**Requirement:**
Write the entries out again exactly as they stand, but without the pictures.

** begin Records for the task **

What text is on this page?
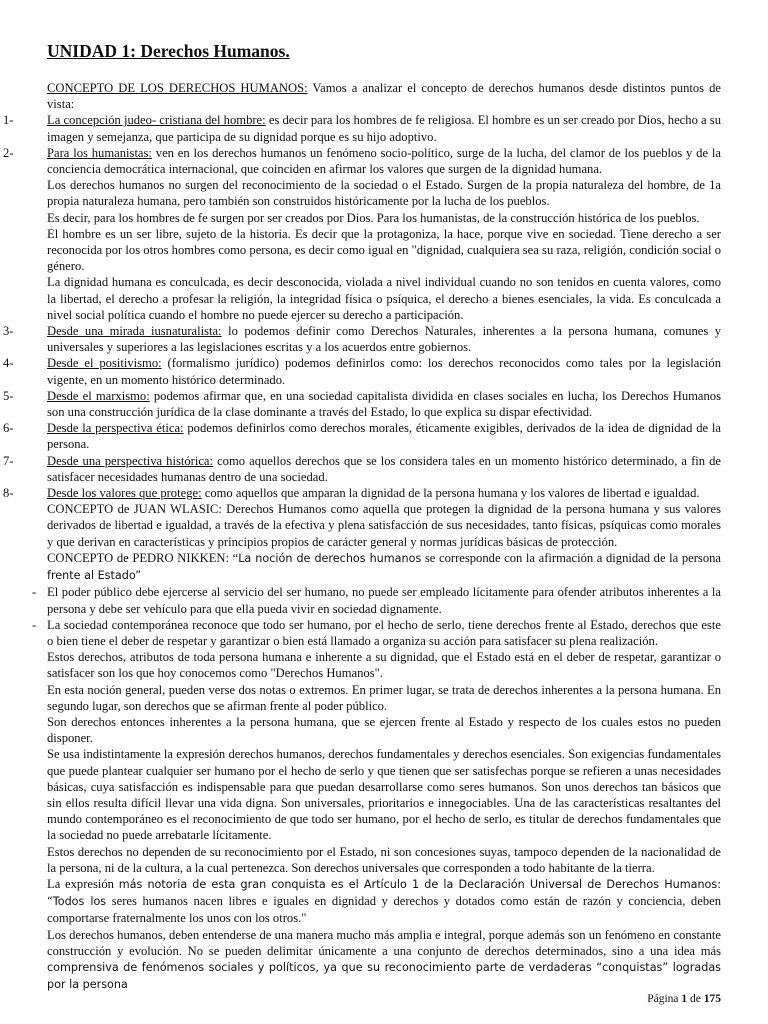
UNIDAD 1: Derechos Humanos.

CONCEPTO DE LOS DERECHOS HUMANOS: Vamos a analizar el concepto de derechos humanos desde distintos puntos de vista:

1-	La concepción judeo- cristiana del hombre: es decir para los hombres de fe religiosa. El hombre es un ser creado por Dios, hecho a su imagen y semejanza, que participa de su dignidad porque es su hijo adoptivo.

2-	Para los humanistas: ven en los derechos humanos un fenómeno socio-político, surge de la lucha, del clamor de los pueblos y de la conciencia democrática internacional, que coinciden en afirmar los valores que surgen de la dignidad humana.

Los derechos humanos no surgen del reconocimiento de la sociedad o el Estado. Surgen de la propia naturaleza del hombre, de 1a propia naturaleza humana, pero también son construidos históricamente por la lucha de los pueblos.

Es decir, para los hombres de fe surgen por ser creados por Dios. Para los humanistas, de la construcción histórica de los pueblos.

El hombre es un ser libre, sujeto de la historia. Es decir que la protagoniza, la hace, porque vive en sociedad. Tiene derecho a ser reconocida por los otros hombres como persona, es decir como igual en "dignidad, cualquiera sea su raza, religión, condición social o género.

La dignidad humana es conculcada, es decir desconocida, violada a nivel individual cuando no son tenidos en cuenta valores, como la libertad, el derecho a profesar la religión, la integridad física o psíquica, el derecho a bienes esenciales, la vida. Es conculcada a nivel social política cuando el hombre no puede ejercer su derecho a participación.

3-	Desde una mirada iusnaturalista: lo podemos definir como Derechos Naturales, inherentes a la persona humana, comunes y universales y superiores a las legislaciones escritas y a los acuerdos entre gobiernos.

4-	Desde el positivismo: (formalismo jurídico) podemos definirlos como: los derechos reconocidos como tales por la legislación vigente, en un momento histórico determinado.

5-	Desde el marxismo: podemos afirmar que, en una sociedad capitalista dividida en clases sociales en lucha, los Derechos Humanos son una construcción jurídica de la clase dominante a través del Estado, lo que explica su dispar efectividad.

6-	Desde la perspectiva ética: podemos definirlos como derechos morales, éticamente exigibles, derivados de la idea de dignidad de la persona.

7-	Desde una perspectiva histórica: como aquellos derechos que se los considera tales en un momento histórico determinado, a fin de satisfacer necesidades humanas dentro de una sociedad.

8-	Desde los valores que protege: como aquellos que amparan la dignidad de la persona humana y los valores de libertad e igualdad.

CONCEPTO de JUAN WLASIC: Derechos Humanos como aquella que protegen la dignidad de la persona humana y sus valores derivados de libertad e igualdad, a través de la efectiva y plena satisfacción de sus necesidades, tanto físicas, psíquicas como morales y que derivan en características y principios propios de carácter general y normas jurídicas básicas de protección.

CONCEPTO de PEDRO NIKKEN: “La noción de derechos humanos se corresponde con la afirmación a dignidad de la persona frente al Estado”

- El poder público debe ejercerse al servicio del ser humano, no puede ser empleado lícitamente para ofender atributos inherentes a la persona y debe ser vehículo para que ella pueda vivir en sociedad dignamente.

- La sociedad contemporánea reconoce que todo ser humano, por el hecho de serlo, tiene derechos frente al Estado, derechos que este o bien tiene el deber de respetar y garantizar o bien está llamado a organiza su acción para satisfacer su plena realización.

Estos derechos, atributos de toda persona humana e inherente a su dignidad, que el Estado está en el deber de respetar, garantizar o satisfacer son los que hoy conocemos como "Derechos Humanos".

En esta noción general, pueden verse dos notas o extremos. En primer lugar, se trata de derechos inherentes a la persona humana. En segundo lugar, son derechos que se afirman frente al poder público.

Son derechos entonces inherentes a la persona humana, que se ejercen frente al Estado y respecto de los cuales estos no pueden disponer.

Se usa indistintamente la expresión derechos humanos, derechos fundamentales y derechos esenciales. Son exigencias fundamentales que puede plantear cualquier ser humano por el hecho de serlo y que tienen que ser satisfechas porque se refieren a unas necesidades básicas, cuya satisfacción es indispensable para que puedan desarrollarse como seres humanos. Son unos derechos tan básicos que sin ellos resulta difícil llevar una vida digna. Son universales, prioritarios e innegociables. Una de las características resaltantes del mundo contemporáneo es el reconocimiento de que todo ser humano, por el hecho de serlo, es titular de derechos fundamentales que la sociedad no puede arrebatarle lícitamente.

Estos derechos no dependen de su reconocimiento por el Estado, ni son concesiones suyas, tampoco dependen de la nacionalidad de la persona, ni de la cultura, a la cual pertenezca. Son derechos universales que corresponden a todo habitante de la tierra.

La expresión más notoria de esta gran conquista es el Artículo 1 de la Declaración Universal de Derechos Humanos: “Todos los seres humanos nacen libres e iguales en dignidad y derechos y dotados como están de razón y conciencia, deben comportarse fraternalmente los unos con los otros."

Los derechos humanos, deben entenderse de una manera mucho más amplia e integral, porque además son un fenómeno en constante construcción y evolución. No se pueden delimitar únicamente a una conjunto de derechos determinados, sino a una idea más comprensiva de fenómenos sociales y políticos, ya que su reconocimiento parte de verdaderas “conquistas” logradas por la persona

Página 1 de 175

** end Records for the task **

**Reply to the task:**
What text is on this page?
UNIDAD 1: Derechos Humanos.

CONCEPTO DE LOS DERECHOS HUMANOS: Vamos a analizar el concepto de derechos humanos desde distintos puntos de vista:

1-	La concepción judeo- cristiana del hombre: es decir para los hombres de fe religiosa. El hombre es un ser creado por Dios, hecho a su imagen y semejanza, que participa de su dignidad porque es su hijo adoptivo.

2-	Para los humanistas: ven en los derechos humanos un fenómeno socio-político, surge de la lucha, del clamor de los pueblos y de la conciencia democrática internacional, que coinciden en afirmar los valores que surgen de la dignidad humana.

Los derechos humanos no surgen del reconocimiento de la sociedad o el Estado. Surgen de la propia naturaleza del hombre, de 1a propia naturaleza humana, pero también son construidos históricamente por la lucha de los pueblos.

Es decir, para los hombres de fe surgen por ser creados por Dios. Para los humanistas, de la construcción histórica de los pueblos.

El hombre es un ser libre, sujeto de la historia. Es decir que la protagoniza, la hace, porque vive en sociedad. Tiene derecho a ser reconocida por los otros hombres como persona, es decir como igual en "dignidad, cualquiera sea su raza, religión, condición social o género.

La dignidad humana es conculcada, es decir desconocida, violada a nivel individual cuando no son tenidos en cuenta valores, como la libertad, el derecho a profesar la religión, la integridad física o psíquica, el derecho a bienes esenciales, la vida. Es conculcada a nivel social política cuando el hombre no puede ejercer su derecho a participación.

3-	Desde una mirada iusnaturalista: lo podemos definir como Derechos Naturales, inherentes a la persona humana, comunes y universales y superiores a las legislaciones escritas y a los acuerdos entre gobiernos.

4-	Desde el positivismo: (formalismo jurídico) podemos definirlos como: los derechos reconocidos como tales por la legislación vigente, en un momento histórico determinado.

5-	Desde el marxismo: podemos afirmar que, en una sociedad capitalista dividida en clases sociales en lucha, los Derechos Humanos son una construcción jurídica de la clase dominante a través del Estado, lo que explica su dispar efectividad.

6-	Desde la perspectiva ética: podemos definirlos como derechos morales, éticamente exigibles, derivados de la idea de dignidad de la persona.

7-	Desde una perspectiva histórica: como aquellos derechos que se los considera tales en un momento histórico determinado, a fin de satisfacer necesidades humanas dentro de una sociedad.

8-	Desde los valores que protege: como aquellos que amparan la dignidad de la persona humana y los valores de libertad e igualdad.

CONCEPTO de JUAN WLASIC: Derechos Humanos como aquella que protegen la dignidad de la persona humana y sus valores derivados de libertad e igualdad, a través de la efectiva y plena satisfacción de sus necesidades, tanto físicas, psíquicas como morales y que derivan en características y principios propios de carácter general y normas jurídicas básicas de protección.

CONCEPTO de PEDRO NIKKEN: “La noción de derechos humanos se corresponde con la afirmación a dignidad de la persona frente al Estado”

- El poder público debe ejercerse al servicio del ser humano, no puede ser empleado lícitamente para ofender atributos inherentes a la persona y debe ser vehículo para que ella pueda vivir en sociedad dignamente.

- La sociedad contemporánea reconoce que todo ser humano, por el hecho de serlo, tiene derechos frente al Estado, derechos que este o bien tiene el deber de respetar y garantizar o bien está llamado a organiza su acción para satisfacer su plena realización.

Estos derechos, atributos de toda persona humana e inherente a su dignidad, que el Estado está en el deber de respetar, garantizar o satisfacer son los que hoy conocemos como "Derechos Humanos".

En esta noción general, pueden verse dos notas o extremos. En primer lugar, se trata de derechos inherentes a la persona humana. En segundo lugar, son derechos que se afirman frente al poder público.

Son derechos entonces inherentes a la persona humana, que se ejercen frente al Estado y respecto de los cuales estos no pueden disponer.

Se usa indistintamente la expresión derechos humanos, derechos fundamentales y derechos esenciales. Son exigencias fundamentales que puede plantear cualquier ser humano por el hecho de serlo y que tienen que ser satisfechas porque se refieren a unas necesidades básicas, cuya satisfacción es indispensable para que puedan desarrollarse como seres humanos. Son unos derechos tan básicos que sin ellos resulta difícil llevar una vida digna. Son universales, prioritarios e innegociables. Una de las características resaltantes del mundo contemporáneo es el reconocimiento de que todo ser humano, por el hecho de serlo, es titular de derechos fundamentales que la sociedad no puede arrebatarle lícitamente.

Estos derechos no dependen de su reconocimiento por el Estado, ni son concesiones suyas, tampoco dependen de la nacionalidad de la persona, ni de la cultura, a la cual pertenezca. Son derechos universales que corresponden a todo habitante de la tierra.

La expresión más notoria de esta gran conquista es el Artículo 1 de la Declaración Universal de Derechos Humanos: “Todos los seres humanos nacen libres e iguales en dignidad y derechos y dotados como están de razón y conciencia, deben comportarse fraternalmente los unos con los otros."

Los derechos humanos, deben entenderse de una manera mucho más amplia e integral, porque además son un fenómeno en constante construcción y evolución. No se pueden delimitar únicamente a una conjunto de derechos determinados, sino a una idea más comprensiva de fenómenos sociales y políticos, ya que su reconocimiento parte de verdaderas “conquistas” logradas por la persona

Página 1 de 175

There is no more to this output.